> SET EXERCISE: Restate the material word for word and leave out anything that is a picture.

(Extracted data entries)
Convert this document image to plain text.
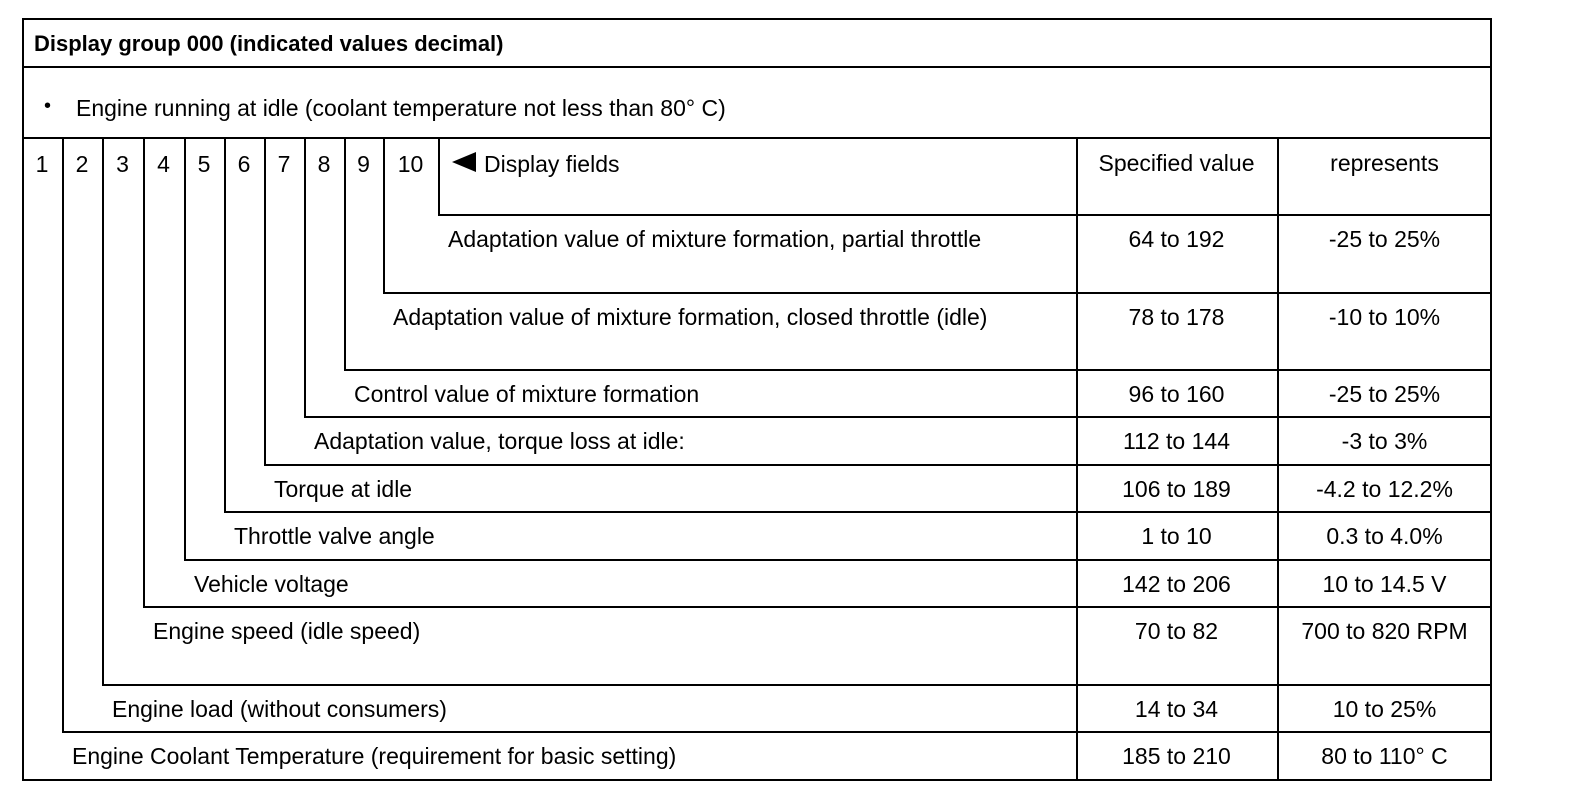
Display group 000 (indicated values decimal)
• Engine running at idle (coolant temperature not less than 80° C)
1	2	3	4	5	6	7	8	9	10	Display fields	Specified value	represents
Adaptation value of mixture formation, partial throttle	64 to 192	-25 to 25%
Adaptation value of mixture formation, closed throttle (idle)	78 to 178	-10 to 10%
Control value of mixture formation	96 to 160	-25 to 25%
Adaptation value, torque loss at idle:	112 to 144	-3 to 3%
Torque at idle	106 to 189	-4.2 to 12.2%
Throttle valve angle	1 to 10	0.3 to 4.0%
Vehicle voltage	142 to 206	10 to 14.5 V
Engine speed (idle speed)	70 to 82	700 to 820 RPM
Engine load (without consumers)	14 to 34	10 to 25%
Engine Coolant Temperature (requirement for basic setting)	185 to 210	80 to 110° C
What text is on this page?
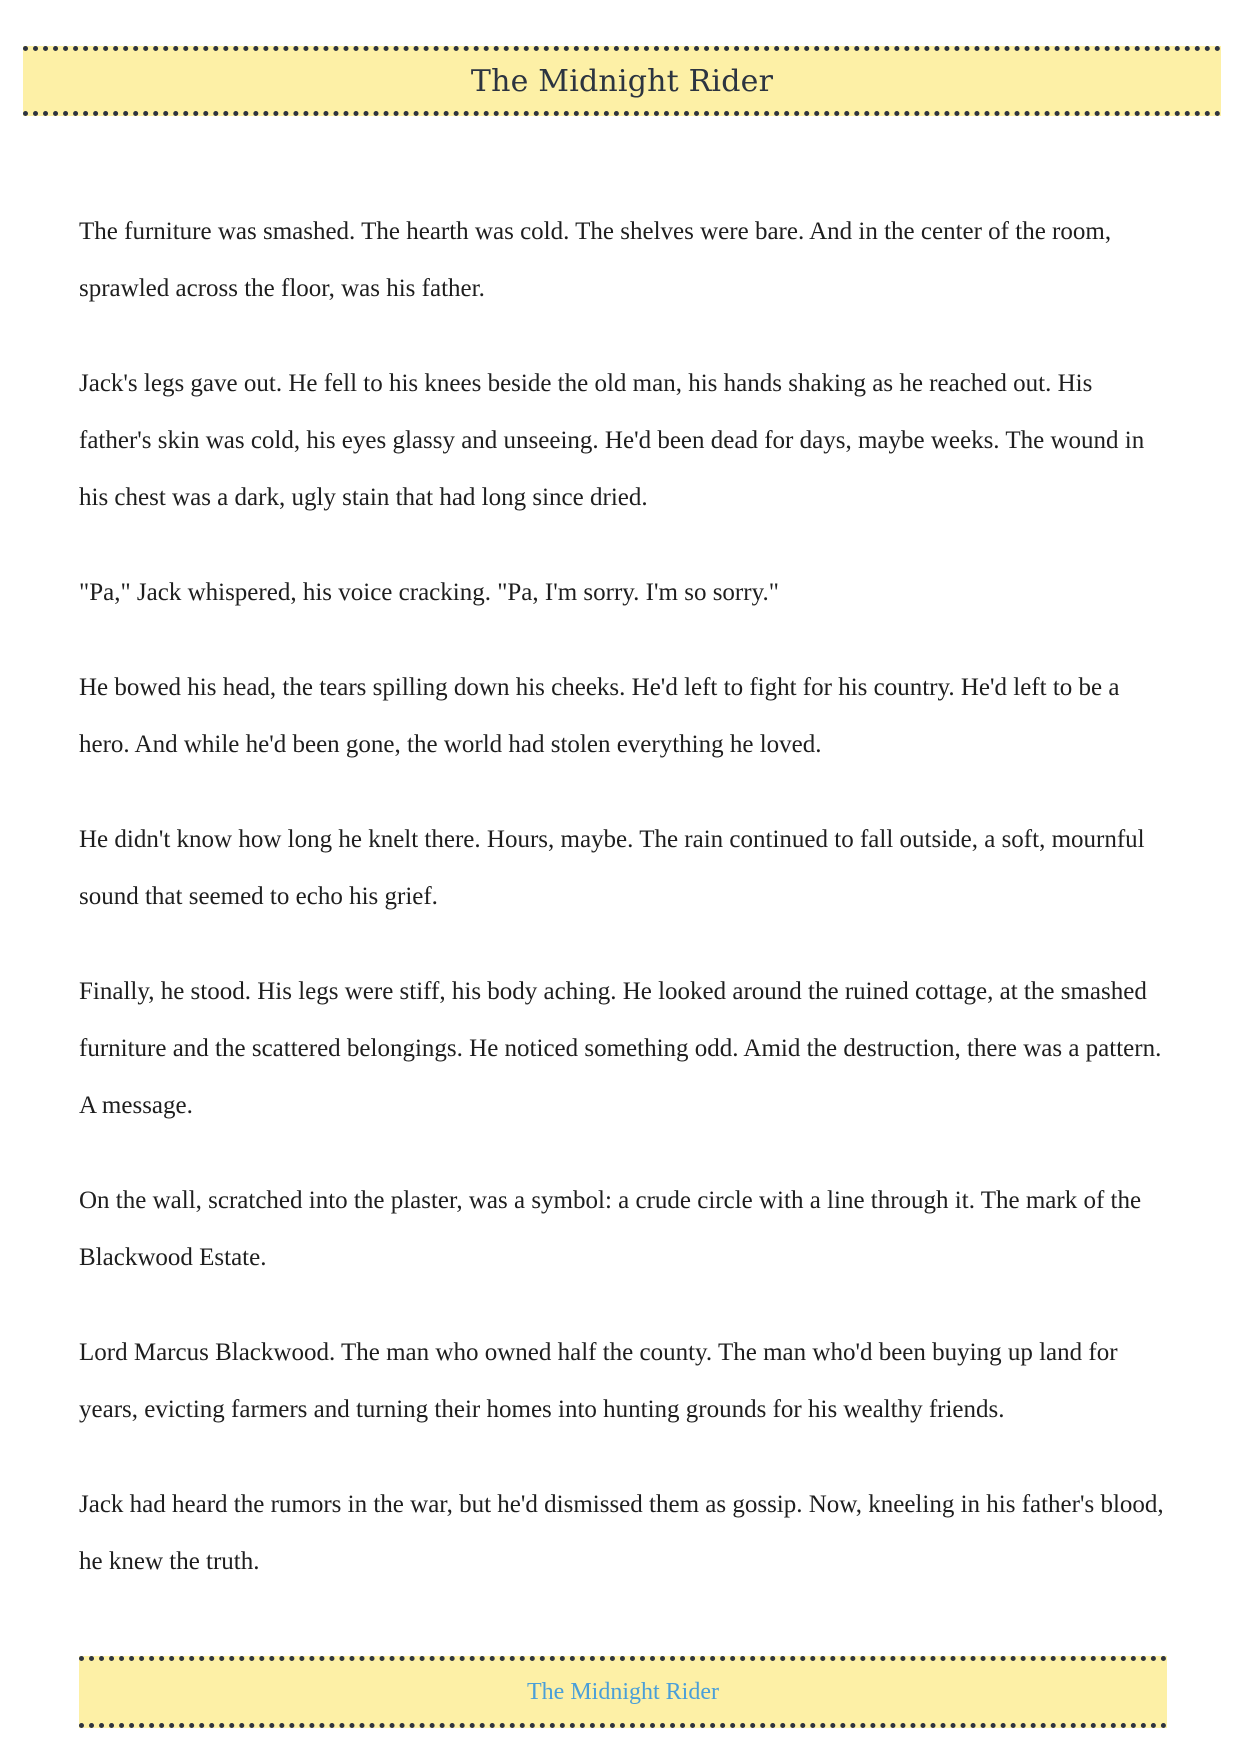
The Midnight Rider

The furniture was smashed. The hearth was cold. The shelves were bare. And in the center of the room, sprawled across the floor, was his father.

Jack's legs gave out. He fell to his knees beside the old man, his hands shaking as he reached out. His father's skin was cold, his eyes glassy and unseeing. He'd been dead for days, maybe weeks. The wound in his chest was a dark, ugly stain that had long since dried.

"Pa," Jack whispered, his voice cracking. "Pa, I'm sorry. I'm so sorry."

He bowed his head, the tears spilling down his cheeks. He'd left to fight for his country. He'd left to be a hero. And while he'd been gone, the world had stolen everything he loved.

He didn't know how long he knelt there. Hours, maybe. The rain continued to fall outside, a soft, mournful sound that seemed to echo his grief.

Finally, he stood. His legs were stiff, his body aching. He looked around the ruined cottage, at the smashed furniture and the scattered belongings. He noticed something odd. Amid the destruction, there was a pattern. A message.

On the wall, scratched into the plaster, was a symbol: a crude circle with a line through it. The mark of the Blackwood Estate.

Lord Marcus Blackwood. The man who owned half the county. The man who'd been buying up land for years, evicting farmers and turning their homes into hunting grounds for his wealthy friends.

Jack had heard the rumors in the war, but he'd dismissed them as gossip. Now, kneeling in his father's blood, he knew the truth.

The Midnight Rider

> SOLUTION:
Convert this document image to plain text.
Display group 000 (indicated values decimal)
• Engine running at idle (coolant temperature not less than 80° C)
1	2	3	4	5	6	7	8	9	10	Display fields	Specified value	represents
Adaptation value of mixture formation, partial throttle	64 to 192	-25 to 25%
Adaptation value of mixture formation, closed throttle (idle)	78 to 178	-10 to 10%
Control value of mixture formation	96 to 160	-25 to 25%
Adaptation value, torque loss at idle:	112 to 144	-3 to 3%
Torque at idle	106 to 189	-4.2 to 12.2%
Throttle valve angle	1 to 10	0.3 to 4.0%
Vehicle voltage	142 to 206	10 to 14.5 V
Engine speed (idle speed)	70 to 82	700 to 820 RPM
Engine load (without consumers)	14 to 34	10 to 25%
Engine Coolant Temperature (requirement for basic setting)	185 to 210	80 to 110° C
What text is on this page?
The Midnight Rider

The furniture was smashed. The hearth was cold. The shelves were bare. And in the center of the room, sprawled across the floor, was his father.

Jack's legs gave out. He fell to his knees beside the old man, his hands shaking as he reached out. His father's skin was cold, his eyes glassy and unseeing. He'd been dead for days, maybe weeks. The wound in his chest was a dark, ugly stain that had long since dried.

"Pa," Jack whispered, his voice cracking. "Pa, I'm sorry. I'm so sorry."

He bowed his head, the tears spilling down his cheeks. He'd left to fight for his country. He'd left to be a hero. And while he'd been gone, the world had stolen everything he loved.

He didn't know how long he knelt there. Hours, maybe. The rain continued to fall outside, a soft, mournful sound that seemed to echo his grief.

Finally, he stood. His legs were stiff, his body aching. He looked around the ruined cottage, at the smashed furniture and the scattered belongings. He noticed something odd. Amid the destruction, there was a pattern. A message.

On the wall, scratched into the plaster, was a symbol: a crude circle with a line through it. The mark of the Blackwood Estate.

Lord Marcus Blackwood. The man who owned half the county. The man who'd been buying up land for years, evicting farmers and turning their homes into hunting grounds for his wealthy friends.

Jack had heard the rumors in the war, but he'd dismissed them as gossip. Now, kneeling in his father's blood, he knew the truth.

The Midnight Rider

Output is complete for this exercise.